[Excerpt from a dataset]
-=-=-=-=-
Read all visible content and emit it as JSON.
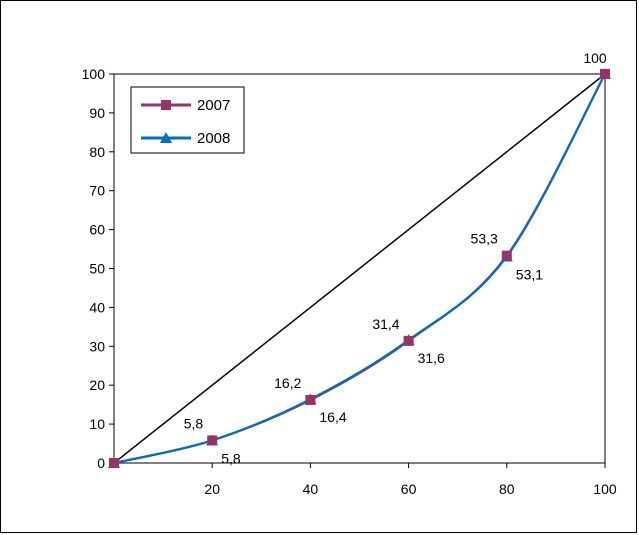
{
  "chart_data": {
    "type": "line",
    "title": "",
    "xlabel": "",
    "ylabel": "",
    "xlim": [
      0,
      100
    ],
    "ylim": [
      0,
      100
    ],
    "x_ticks": [
      "20",
      "40",
      "60",
      "80",
      "100"
    ],
    "y_ticks": [
      "0",
      "10",
      "20",
      "30",
      "40",
      "50",
      "60",
      "70",
      "80",
      "90",
      "100"
    ],
    "grid": false,
    "legend_position": "top-left",
    "reference_line": {
      "x": [
        0,
        100
      ],
      "y": [
        0,
        100
      ],
      "color": "#000000"
    },
    "series": [
      {
        "name": "2007",
        "color": "#993366",
        "marker": "square",
        "x": [
          0,
          20,
          40,
          60,
          80,
          100
        ],
        "values": [
          0,
          5.8,
          16.2,
          31.4,
          53.3,
          100
        ],
        "labels": [
          "",
          "5,8",
          "16,2",
          "31,4",
          "53,3",
          "100"
        ]
      },
      {
        "name": "2008",
        "color": "#0070C0",
        "marker": "triangle",
        "x": [
          0,
          20,
          40,
          60,
          80,
          100
        ],
        "values": [
          0,
          5.8,
          16.4,
          31.6,
          53.1,
          100
        ],
        "labels": [
          "",
          "5,8",
          "16,4",
          "31,6",
          "53,1",
          ""
        ]
      }
    ]
  }
}
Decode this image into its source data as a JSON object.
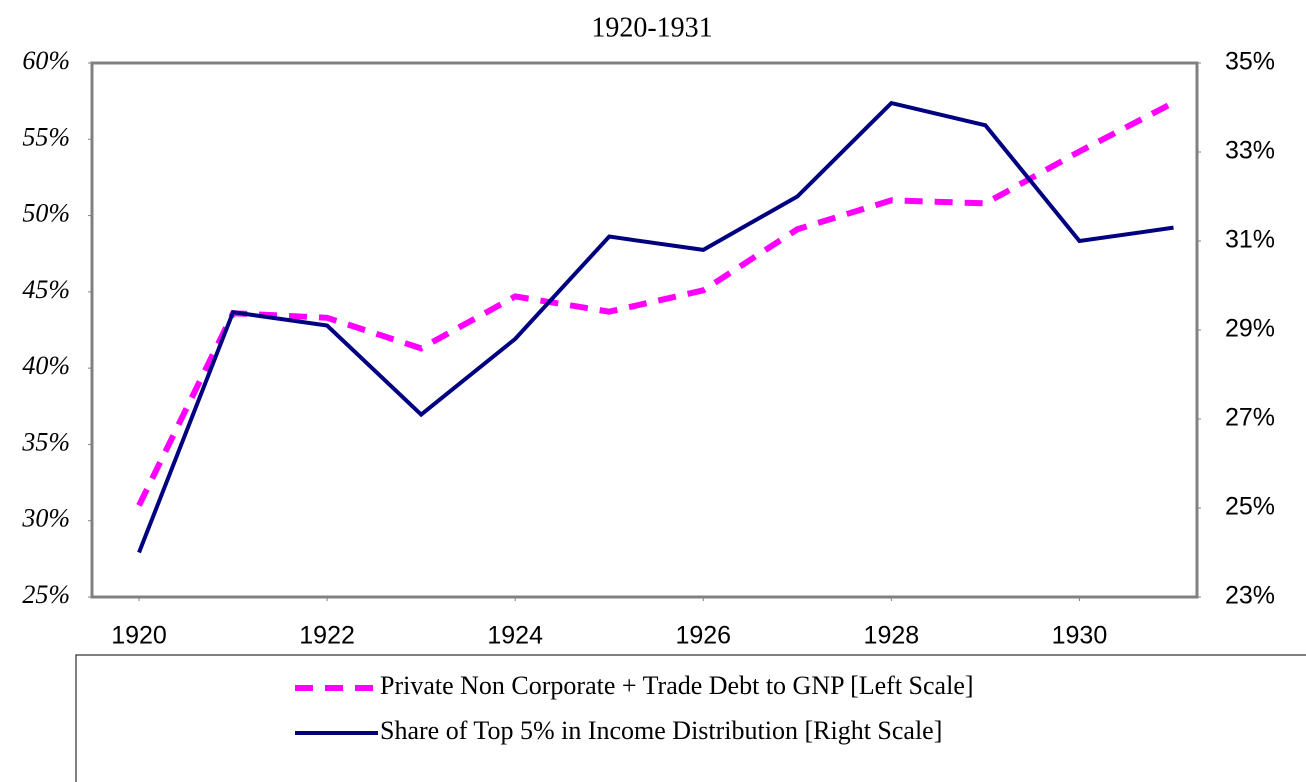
-=-=-=-=-
• [SET PROBLEM]
What comes back should match the records exactly, minus any pictures.

• [RIGHT ANSWER]
Read all visible content and emit it as JSON.
{
  "chart_data": {
    "type": "line",
    "title": "",
    "xlabel": "",
    "ylabel": "",
    "xlim": [
      0,
      100
    ],
    "ylim": [
      0,
      100
    ],
    "x_ticks": [
      "20",
      "40",
      "60",
      "80",
      "100"
    ],
    "y_ticks": [
      "0",
      "10",
      "20",
      "30",
      "40",
      "50",
      "60",
      "70",
      "80",
      "90",
      "100"
    ],
    "grid": false,
    "legend_position": "top-left",
    "reference_line": {
      "x": [
        0,
        100
      ],
      "y": [
        0,
        100
      ],
      "color": "#000000"
    },
    "series": [
      {
        "name": "2007",
        "color": "#993366",
        "marker": "square",
        "x": [
          0,
          20,
          40,
          60,
          80,
          100
        ],
        "values": [
          0,
          5.8,
          16.2,
          31.4,
          53.3,
          100
        ],
        "labels": [
          "",
          "5,8",
          "16,2",
          "31,4",
          "53,3",
          "100"
        ]
      },
      {
        "name": "2008",
        "color": "#0070C0",
        "marker": "triangle",
        "x": [
          0,
          20,
          40,
          60,
          80,
          100
        ],
        "values": [
          0,
          5.8,
          16.4,
          31.6,
          53.1,
          100
        ],
        "labels": [
          "",
          "5,8",
          "16,4",
          "31,6",
          "53,1",
          ""
        ]
      }
    ]
  }
}
Decode this image into its source data as a JSON object.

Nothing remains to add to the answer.